What is needed - From the listing below, pull each line that includes "screenshot".

Given records -

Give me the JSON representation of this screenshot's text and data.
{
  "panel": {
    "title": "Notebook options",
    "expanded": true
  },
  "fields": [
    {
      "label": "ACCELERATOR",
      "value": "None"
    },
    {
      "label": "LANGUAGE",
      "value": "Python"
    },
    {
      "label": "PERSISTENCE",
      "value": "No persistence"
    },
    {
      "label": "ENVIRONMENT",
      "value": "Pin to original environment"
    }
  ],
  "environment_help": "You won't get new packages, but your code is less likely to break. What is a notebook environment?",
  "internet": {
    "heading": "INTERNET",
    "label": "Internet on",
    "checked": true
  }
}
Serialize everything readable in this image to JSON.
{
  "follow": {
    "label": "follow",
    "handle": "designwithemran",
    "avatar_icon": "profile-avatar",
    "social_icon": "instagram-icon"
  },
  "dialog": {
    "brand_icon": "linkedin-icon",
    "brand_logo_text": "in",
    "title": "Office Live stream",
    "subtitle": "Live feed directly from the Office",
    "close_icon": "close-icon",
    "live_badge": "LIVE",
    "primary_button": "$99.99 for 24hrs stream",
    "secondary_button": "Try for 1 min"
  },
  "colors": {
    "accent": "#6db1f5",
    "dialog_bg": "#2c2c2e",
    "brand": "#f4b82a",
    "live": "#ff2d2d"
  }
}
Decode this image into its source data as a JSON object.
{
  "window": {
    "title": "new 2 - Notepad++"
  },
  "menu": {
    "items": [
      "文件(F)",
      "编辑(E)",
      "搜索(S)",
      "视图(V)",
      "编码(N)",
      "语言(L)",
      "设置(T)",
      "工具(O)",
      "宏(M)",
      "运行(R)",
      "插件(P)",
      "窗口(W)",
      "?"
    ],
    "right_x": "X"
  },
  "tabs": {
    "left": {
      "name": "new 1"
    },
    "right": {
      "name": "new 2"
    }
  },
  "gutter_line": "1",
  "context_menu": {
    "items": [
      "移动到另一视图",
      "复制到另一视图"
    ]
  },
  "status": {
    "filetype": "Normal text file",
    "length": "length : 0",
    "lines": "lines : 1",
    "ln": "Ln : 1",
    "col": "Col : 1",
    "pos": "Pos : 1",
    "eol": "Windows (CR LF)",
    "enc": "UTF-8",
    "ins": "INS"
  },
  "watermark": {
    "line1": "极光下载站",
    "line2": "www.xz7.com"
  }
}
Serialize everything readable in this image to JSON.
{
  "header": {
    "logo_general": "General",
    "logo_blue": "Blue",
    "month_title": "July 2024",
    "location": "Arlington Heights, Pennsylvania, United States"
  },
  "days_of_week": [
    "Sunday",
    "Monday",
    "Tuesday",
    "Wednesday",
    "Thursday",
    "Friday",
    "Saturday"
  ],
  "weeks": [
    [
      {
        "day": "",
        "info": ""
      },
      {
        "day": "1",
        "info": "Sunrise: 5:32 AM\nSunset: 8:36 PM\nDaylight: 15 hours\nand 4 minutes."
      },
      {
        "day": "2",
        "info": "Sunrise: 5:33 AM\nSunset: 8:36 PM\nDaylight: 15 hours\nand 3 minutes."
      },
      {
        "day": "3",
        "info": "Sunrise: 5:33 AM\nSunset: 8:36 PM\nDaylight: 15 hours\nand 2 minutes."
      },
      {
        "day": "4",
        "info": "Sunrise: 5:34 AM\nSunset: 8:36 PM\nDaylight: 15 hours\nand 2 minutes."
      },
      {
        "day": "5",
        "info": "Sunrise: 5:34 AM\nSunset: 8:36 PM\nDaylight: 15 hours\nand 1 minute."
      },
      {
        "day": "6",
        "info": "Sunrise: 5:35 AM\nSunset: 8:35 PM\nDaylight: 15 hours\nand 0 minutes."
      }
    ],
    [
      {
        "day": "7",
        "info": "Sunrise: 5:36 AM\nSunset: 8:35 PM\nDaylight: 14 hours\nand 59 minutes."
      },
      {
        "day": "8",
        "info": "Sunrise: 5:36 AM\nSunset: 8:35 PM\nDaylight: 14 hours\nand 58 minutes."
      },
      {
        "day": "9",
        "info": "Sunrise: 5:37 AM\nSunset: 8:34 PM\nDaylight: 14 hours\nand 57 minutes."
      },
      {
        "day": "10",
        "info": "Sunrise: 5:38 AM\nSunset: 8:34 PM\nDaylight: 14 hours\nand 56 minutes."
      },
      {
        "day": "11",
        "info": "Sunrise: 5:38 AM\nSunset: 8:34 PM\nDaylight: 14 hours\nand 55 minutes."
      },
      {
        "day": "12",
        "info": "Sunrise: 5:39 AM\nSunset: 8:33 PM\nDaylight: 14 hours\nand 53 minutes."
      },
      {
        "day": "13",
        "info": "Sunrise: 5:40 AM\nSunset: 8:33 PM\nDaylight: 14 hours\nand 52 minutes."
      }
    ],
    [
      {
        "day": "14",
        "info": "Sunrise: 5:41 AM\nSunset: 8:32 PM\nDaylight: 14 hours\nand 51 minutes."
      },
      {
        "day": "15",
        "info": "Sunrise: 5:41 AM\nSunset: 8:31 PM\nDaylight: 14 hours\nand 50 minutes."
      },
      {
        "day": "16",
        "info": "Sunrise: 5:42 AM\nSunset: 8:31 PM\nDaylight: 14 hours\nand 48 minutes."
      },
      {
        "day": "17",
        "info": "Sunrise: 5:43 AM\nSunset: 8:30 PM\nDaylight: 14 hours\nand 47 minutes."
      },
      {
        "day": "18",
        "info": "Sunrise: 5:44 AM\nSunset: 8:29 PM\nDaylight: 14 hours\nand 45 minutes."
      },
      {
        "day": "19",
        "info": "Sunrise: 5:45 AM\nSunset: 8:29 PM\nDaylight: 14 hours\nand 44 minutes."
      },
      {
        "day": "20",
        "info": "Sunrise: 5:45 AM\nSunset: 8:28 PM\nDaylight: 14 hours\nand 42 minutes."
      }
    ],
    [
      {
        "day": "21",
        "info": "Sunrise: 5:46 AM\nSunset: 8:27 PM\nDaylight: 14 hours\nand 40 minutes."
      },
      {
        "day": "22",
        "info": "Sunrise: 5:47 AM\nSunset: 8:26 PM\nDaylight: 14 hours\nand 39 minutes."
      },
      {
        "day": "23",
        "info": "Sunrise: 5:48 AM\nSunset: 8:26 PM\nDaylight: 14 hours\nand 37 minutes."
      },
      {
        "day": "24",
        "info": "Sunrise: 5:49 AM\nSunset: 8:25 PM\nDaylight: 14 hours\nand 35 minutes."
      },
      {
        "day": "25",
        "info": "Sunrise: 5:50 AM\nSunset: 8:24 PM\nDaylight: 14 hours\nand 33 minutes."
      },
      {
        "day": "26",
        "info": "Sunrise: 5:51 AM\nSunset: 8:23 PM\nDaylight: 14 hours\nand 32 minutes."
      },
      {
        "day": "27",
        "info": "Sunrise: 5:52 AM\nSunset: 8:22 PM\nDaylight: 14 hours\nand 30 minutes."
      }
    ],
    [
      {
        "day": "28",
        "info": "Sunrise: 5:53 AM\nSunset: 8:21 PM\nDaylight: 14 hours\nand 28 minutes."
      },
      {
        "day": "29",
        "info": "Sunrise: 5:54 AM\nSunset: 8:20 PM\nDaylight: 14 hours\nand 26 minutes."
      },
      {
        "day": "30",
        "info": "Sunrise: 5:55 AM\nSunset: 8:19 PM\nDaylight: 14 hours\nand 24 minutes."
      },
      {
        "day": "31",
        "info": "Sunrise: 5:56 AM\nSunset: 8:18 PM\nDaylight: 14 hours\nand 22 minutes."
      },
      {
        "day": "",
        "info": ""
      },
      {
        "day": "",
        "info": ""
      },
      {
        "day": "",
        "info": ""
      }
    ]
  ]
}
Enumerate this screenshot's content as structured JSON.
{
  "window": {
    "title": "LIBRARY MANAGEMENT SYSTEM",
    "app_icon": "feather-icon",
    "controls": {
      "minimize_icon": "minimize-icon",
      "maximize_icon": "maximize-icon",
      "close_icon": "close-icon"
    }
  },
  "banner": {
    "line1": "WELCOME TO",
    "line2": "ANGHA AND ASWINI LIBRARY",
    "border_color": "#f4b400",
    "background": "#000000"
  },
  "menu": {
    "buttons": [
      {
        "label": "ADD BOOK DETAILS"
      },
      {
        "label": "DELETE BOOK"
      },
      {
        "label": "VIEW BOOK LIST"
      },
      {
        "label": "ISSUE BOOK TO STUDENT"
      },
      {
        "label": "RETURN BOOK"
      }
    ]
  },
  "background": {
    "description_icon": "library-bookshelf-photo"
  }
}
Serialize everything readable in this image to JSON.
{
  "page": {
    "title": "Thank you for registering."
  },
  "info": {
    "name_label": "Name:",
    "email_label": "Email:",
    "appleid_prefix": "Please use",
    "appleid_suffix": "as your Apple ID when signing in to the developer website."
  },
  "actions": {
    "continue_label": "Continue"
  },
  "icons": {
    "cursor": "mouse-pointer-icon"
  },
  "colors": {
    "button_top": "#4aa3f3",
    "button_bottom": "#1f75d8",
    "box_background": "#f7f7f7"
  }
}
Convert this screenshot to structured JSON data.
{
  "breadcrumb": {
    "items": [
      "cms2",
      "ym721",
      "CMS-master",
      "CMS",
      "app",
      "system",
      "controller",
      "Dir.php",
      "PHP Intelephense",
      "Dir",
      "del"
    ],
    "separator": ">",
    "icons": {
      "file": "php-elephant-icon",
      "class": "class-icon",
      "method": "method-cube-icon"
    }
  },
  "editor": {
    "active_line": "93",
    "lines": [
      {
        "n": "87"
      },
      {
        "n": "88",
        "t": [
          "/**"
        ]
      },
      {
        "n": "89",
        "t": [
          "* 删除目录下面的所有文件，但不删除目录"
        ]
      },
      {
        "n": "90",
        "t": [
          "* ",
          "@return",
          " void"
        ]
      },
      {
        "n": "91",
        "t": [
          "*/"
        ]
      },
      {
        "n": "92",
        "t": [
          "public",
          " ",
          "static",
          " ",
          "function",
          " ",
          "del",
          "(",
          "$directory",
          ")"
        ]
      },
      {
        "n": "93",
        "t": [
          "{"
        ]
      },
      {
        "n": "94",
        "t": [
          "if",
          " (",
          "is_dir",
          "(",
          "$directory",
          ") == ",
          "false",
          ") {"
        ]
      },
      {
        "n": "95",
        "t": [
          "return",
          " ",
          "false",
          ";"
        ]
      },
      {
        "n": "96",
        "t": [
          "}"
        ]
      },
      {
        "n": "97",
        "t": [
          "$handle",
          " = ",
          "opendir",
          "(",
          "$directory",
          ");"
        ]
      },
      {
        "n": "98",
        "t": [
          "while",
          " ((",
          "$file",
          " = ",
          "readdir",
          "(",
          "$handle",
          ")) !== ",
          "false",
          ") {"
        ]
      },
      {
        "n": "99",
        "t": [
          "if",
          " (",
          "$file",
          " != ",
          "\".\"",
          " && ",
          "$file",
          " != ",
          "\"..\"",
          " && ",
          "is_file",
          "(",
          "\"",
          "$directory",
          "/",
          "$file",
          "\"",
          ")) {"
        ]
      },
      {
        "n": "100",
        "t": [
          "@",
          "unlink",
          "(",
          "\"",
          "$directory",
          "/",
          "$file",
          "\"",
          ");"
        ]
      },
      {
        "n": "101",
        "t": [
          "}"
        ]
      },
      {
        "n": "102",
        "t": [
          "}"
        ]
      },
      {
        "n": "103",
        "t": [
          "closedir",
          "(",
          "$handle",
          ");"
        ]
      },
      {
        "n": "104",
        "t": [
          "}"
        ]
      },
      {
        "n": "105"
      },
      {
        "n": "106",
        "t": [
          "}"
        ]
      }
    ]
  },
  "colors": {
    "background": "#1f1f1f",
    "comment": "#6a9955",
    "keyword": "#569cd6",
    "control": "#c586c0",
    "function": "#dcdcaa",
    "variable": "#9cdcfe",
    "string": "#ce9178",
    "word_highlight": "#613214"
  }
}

Output for this task -
Give me the JSON representation of this screenshot's text and data.
Enumerate this screenshot's content as structured JSON.
Convert this screenshot to structured JSON data.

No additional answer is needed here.